* _Goal_
Give the number of lines that include the string "Correo", nothing more.

* _Records to use_
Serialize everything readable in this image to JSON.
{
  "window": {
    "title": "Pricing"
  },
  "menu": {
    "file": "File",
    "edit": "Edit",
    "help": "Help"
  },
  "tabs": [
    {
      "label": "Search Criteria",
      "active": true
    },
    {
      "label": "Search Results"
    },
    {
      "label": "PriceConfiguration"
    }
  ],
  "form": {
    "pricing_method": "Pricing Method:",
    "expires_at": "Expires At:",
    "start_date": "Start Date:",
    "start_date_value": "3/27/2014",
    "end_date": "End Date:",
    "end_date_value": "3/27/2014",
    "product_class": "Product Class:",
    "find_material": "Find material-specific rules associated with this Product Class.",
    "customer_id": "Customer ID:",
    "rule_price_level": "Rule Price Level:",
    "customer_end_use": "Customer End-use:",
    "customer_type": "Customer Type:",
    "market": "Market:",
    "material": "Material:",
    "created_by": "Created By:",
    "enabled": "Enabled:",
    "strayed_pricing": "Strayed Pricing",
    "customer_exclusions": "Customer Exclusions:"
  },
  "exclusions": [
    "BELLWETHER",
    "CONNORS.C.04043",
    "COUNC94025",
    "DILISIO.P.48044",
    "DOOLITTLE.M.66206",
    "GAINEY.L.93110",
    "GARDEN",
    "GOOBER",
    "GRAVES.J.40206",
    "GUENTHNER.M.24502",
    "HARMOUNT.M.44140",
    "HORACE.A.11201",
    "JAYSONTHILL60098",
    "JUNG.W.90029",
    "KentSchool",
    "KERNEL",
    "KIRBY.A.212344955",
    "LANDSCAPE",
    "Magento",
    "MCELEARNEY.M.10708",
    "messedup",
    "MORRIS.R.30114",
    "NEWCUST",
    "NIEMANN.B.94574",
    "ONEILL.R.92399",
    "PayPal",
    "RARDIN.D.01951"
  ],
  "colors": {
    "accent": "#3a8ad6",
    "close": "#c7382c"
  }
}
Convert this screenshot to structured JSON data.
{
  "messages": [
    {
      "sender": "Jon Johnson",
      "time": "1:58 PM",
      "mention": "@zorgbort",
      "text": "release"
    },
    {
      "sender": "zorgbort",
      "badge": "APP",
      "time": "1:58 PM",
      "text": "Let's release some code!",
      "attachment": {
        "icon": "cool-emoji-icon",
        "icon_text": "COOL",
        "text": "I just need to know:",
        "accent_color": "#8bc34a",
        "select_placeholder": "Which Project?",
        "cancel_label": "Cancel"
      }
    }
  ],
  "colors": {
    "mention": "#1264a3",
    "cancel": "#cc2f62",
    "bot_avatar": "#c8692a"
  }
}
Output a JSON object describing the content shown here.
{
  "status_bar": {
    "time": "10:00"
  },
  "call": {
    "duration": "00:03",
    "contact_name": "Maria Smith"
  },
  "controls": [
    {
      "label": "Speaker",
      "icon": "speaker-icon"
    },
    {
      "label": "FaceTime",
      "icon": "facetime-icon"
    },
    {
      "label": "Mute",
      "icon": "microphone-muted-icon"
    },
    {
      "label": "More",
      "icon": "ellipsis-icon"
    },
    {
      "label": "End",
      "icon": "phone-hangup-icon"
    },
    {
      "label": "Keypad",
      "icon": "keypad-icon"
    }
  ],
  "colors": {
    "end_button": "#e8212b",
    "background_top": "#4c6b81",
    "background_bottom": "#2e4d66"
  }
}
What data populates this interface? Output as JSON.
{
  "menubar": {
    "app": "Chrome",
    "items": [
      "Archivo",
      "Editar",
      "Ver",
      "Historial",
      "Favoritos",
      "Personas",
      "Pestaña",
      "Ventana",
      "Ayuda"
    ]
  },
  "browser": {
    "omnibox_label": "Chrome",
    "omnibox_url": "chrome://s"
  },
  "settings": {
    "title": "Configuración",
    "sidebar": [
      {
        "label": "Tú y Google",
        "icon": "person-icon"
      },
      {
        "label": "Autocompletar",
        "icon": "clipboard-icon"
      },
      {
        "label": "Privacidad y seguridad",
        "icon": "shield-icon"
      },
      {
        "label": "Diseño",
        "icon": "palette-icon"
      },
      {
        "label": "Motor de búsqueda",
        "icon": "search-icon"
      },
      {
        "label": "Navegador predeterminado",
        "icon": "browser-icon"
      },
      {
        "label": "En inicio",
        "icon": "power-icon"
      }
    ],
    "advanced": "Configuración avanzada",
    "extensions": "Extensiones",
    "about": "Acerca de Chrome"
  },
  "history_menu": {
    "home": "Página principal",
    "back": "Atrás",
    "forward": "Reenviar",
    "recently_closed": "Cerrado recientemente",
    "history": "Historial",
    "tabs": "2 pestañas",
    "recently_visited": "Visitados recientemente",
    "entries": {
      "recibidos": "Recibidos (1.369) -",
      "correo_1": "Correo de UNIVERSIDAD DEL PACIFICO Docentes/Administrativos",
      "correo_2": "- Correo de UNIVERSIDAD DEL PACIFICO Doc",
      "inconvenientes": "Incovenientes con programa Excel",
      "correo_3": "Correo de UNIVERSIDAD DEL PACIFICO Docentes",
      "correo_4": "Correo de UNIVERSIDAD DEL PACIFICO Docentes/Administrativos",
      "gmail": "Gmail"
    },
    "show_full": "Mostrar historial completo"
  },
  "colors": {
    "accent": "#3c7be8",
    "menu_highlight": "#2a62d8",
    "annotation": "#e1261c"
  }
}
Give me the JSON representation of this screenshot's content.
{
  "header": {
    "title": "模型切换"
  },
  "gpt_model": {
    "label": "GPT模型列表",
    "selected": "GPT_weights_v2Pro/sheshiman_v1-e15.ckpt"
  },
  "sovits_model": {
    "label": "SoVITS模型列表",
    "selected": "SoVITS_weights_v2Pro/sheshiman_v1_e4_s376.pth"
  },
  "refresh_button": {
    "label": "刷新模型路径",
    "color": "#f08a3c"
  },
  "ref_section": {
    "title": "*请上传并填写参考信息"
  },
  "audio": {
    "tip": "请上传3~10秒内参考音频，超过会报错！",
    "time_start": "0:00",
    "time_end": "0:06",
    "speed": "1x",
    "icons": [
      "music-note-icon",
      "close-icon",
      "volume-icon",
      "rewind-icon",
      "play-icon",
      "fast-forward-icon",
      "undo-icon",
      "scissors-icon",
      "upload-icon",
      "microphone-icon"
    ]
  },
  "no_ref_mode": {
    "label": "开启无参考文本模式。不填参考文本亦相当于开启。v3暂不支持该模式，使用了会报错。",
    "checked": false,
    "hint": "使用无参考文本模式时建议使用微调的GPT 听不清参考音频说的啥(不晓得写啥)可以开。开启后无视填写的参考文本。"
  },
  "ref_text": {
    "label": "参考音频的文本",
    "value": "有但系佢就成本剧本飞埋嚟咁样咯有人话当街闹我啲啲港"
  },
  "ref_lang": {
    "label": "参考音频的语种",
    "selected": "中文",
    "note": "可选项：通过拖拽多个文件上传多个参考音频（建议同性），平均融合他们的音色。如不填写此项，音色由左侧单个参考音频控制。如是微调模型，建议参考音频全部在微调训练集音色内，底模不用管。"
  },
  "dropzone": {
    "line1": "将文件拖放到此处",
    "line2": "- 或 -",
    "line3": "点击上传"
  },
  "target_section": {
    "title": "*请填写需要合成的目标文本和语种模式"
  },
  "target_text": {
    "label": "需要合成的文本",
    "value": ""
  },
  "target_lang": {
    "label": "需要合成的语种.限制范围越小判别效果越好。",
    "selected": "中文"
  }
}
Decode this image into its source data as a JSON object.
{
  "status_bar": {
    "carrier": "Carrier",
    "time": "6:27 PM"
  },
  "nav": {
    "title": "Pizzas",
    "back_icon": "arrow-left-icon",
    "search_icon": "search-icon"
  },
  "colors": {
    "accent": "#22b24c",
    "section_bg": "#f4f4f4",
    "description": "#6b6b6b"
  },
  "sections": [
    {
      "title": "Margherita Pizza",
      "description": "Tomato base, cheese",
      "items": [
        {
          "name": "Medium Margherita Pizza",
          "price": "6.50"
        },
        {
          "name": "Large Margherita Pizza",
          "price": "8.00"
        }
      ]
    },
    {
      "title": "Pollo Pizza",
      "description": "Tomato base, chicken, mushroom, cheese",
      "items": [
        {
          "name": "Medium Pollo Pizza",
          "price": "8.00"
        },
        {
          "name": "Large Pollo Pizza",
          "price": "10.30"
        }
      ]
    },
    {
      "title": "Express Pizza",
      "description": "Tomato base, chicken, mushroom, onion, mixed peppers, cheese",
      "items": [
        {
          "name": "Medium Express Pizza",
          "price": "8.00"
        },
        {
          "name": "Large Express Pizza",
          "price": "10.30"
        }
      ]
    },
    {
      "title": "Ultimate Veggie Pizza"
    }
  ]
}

* _Solution_
4